**Challenges:**
[A] Reproduce the passage of the forum thread about Dual Peppy starting at "There is no" and ending at "(Jun 16, 2013)".
[B] Summarize the forum thread about Dual Peppy in two sentences.

**Document:**
— begin —
So sad some one should let her starve and rot like these poor innocent horses.. rip poor babies..
_Posted via Mobile Device_


----------



## Bridgertrot (Dec 2, 2011)

Yep, looks like it

Cutting World Champion And Leading Sire Dual Peppy Is Among Abused And Neglected Horses In Colorado! | The Horseaholic


----------



## WSArabians (Apr 14, 2008)

I am going to say, even without the removal, I am severly ****ED that no charges seem to be on the road to being laid. SOMETHING had better be done about this.


----------



## squirrelfood (Mar 29, 2014)

Sometimes the only way anything gets done with things like this is if enough people world=wide make enough noise that they have no choice.


----------



## Bridgertrot (Dec 2, 2011)

There's a FB page going for him "Justice For Dual Peppy" and already has 6k likes. I just watched an interview the news did and they called his previous owner CT Babcock and he said he wants to buy him back to keep him safe.


----------



## Ace80908 (Apr 21, 2011)

Dual Peppy had over 88,000 in winnings, his stud fee was 2500 - and his foals have a lifetime earnings of over 680,000.

Sherry Brunzell has close ties with our local El Paso County govt (and the sheriff is as corrupt as they come - google Terry Maketa) - so no wonder that her buddies are making sure she is covered. 

There is no justifying leaving the remaining horses locked in the same barn as the carcasses. Now the law is advising us not to worry as the owners promise to clean up the property - which basically means they will turn a blind eye while the evidence is disposed of. 

The investigating officer also helpfully informed us that food and water was always available - so I'm guessing they think the dead committed suicide and the survivors were on a hunger strike. Guess they think we are fools.

Disgusting.


----------



## KigerQueen (Jun 16, 2013)

Can someone get money together to buy her remaining horses from her? a bet some larger cutting breeders might buy peppy. Can people petition for the horses to be removed?
— end —
**Data:**
— begin —
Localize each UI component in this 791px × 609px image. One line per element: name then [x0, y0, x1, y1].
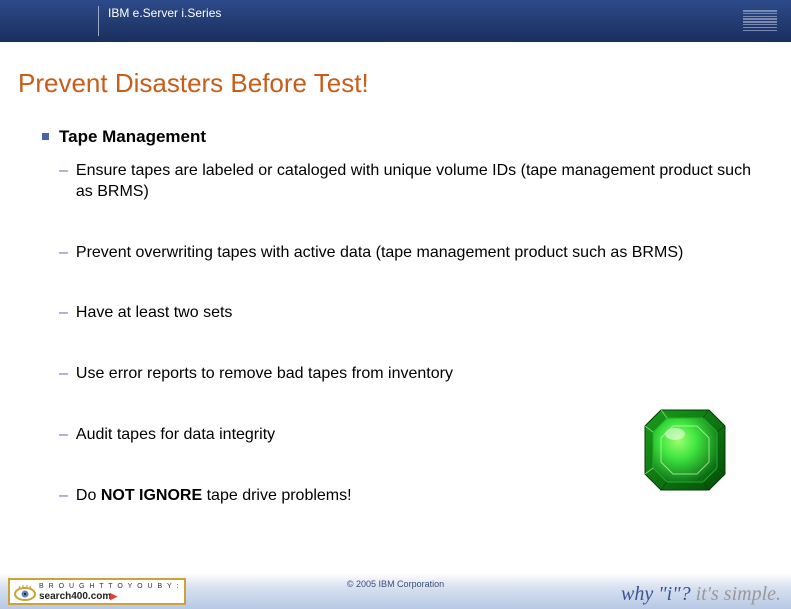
— end —
**Full answers:**
[A]
There is no justifying leaving the remaining horses locked in the same barn as the carcasses. Now the law is advising us not to worry as the owners promise to clean up the property - which basically means they will turn a blind eye while the evidence is disposed of. 

The investigating officer also helpfully informed us that food and water was always available - so I'm guessing they think the dead committed suicide and the survivors were on a hunger strike. Guess they think we are fools.

Disgusting.


----------



## KigerQueen (Jun 16, 2013)

[B] Forum posters react with sadness and anger to reports that Dual Peppy, a cutting world champion and leading sire, is among abused and neglected horses in Colorado, and one poster objects that no charges seem to be on the way. Others note a Facebook page called "Justice For Dual Peppy" with 6k likes and his previous owner CT Babcock's wish to buy him back, condemn leaving the surviving horses in the same barn as the carcasses, and ask whether people could raise money or petition to have the remaining horses removed.